**Passage given**

==============================

Specifically, this government will examine options to ensure the independent evaluation of our aid program, providing parliamentarians and Canadians with an objective assessment of the results we achieve with our international assistance. […] This government will provide Canadians with reporting on a more frequent basis that is easier to understand, including report cards on our effectiveness in individual countries.
    Madam Minister, could you explain how the government intends to conduct an independent evaluation of Canadian international aid? What are the evaluation criteria, tools and methods that will be used to determine the effectiveness of Canadian assistance in recipient countries?

  (0925)  

    CIDA is already being assessed by external peers, including the OECD. That organization is currently assessing CIDA's performance. This is a periodic review that is done every five years and which was scheduled for 2007. We will also examine how other donor countries operate, in order to be accountable and better measure our performance. We will also consider a number of scenarios. CIDA is already calling on external consultants, for such things as project or program assessment, and we will continue along those lines.

==============================

(Dataset excerpt)

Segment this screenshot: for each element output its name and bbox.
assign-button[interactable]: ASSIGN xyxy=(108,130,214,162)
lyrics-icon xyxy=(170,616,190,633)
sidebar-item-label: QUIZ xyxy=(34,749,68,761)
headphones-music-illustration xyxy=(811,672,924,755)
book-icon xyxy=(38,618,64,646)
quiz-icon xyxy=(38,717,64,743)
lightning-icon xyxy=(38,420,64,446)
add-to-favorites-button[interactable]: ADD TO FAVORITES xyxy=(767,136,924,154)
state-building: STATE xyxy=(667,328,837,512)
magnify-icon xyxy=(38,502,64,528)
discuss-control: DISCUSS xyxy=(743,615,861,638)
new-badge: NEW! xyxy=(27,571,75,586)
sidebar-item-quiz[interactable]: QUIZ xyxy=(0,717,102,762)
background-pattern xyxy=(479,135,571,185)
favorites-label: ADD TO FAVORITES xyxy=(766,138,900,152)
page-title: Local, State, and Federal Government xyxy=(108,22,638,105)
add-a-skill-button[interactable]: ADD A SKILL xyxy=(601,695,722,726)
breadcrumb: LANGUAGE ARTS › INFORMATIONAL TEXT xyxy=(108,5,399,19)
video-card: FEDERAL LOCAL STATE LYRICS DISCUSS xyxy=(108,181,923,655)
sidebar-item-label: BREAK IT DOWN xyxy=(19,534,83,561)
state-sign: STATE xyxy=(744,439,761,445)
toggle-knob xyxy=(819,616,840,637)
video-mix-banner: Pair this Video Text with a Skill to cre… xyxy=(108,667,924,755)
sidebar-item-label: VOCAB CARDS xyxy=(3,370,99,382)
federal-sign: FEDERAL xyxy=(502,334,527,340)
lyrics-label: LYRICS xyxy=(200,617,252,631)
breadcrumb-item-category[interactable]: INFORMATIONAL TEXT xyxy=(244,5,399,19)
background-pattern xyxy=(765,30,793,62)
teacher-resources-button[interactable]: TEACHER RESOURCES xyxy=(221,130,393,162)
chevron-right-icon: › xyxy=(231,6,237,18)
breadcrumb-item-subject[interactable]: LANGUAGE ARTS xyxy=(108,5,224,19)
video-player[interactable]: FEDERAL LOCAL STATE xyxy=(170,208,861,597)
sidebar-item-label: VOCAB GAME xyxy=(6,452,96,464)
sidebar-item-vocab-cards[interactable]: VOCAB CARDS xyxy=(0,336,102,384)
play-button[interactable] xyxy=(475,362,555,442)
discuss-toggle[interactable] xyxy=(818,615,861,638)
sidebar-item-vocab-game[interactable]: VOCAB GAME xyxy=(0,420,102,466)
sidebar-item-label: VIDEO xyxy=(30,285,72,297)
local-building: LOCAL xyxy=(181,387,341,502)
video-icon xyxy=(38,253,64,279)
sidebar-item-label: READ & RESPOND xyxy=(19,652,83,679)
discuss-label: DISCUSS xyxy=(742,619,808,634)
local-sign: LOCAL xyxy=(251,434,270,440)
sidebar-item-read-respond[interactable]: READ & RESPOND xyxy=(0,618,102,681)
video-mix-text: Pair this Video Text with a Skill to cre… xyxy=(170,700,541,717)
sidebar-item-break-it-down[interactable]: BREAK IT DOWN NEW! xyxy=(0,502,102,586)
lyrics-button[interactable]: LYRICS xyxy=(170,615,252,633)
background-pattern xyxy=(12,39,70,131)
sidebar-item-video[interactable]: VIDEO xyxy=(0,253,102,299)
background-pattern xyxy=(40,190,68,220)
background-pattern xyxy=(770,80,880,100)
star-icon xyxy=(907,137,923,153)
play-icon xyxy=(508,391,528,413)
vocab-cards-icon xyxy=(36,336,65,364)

==============================

Pick up the exchange on evaluating Canadian international aid after its last sentence and carry it on. The listing has nothing to do with the exchange on evaluating Canadian international aid.

[English]

    Thank you, Madam Minister.
    We'll move to Madam St-Hilaire.

[Translation]

    Thank you, Madam Minister, for being with us this morning.
    You touched on an issue. In the budget, the Minister of Finance suggested that we better focus on donor countries. What criteria will be used to choose the countries we target?
    We will establish a number of criteria. We most certainly want to focus on democratic governance. We want to make sure that Canadian assistance achieves concrete results in such predetermined sectors as, for example, democratic governance and gender equality. We will look at how countries perform. We aim to be among the five largest donor countries.
    I would like us to look at the budget estimates. It is a bit tedious, but I do have specific questions. I hope someone will be able to assist me.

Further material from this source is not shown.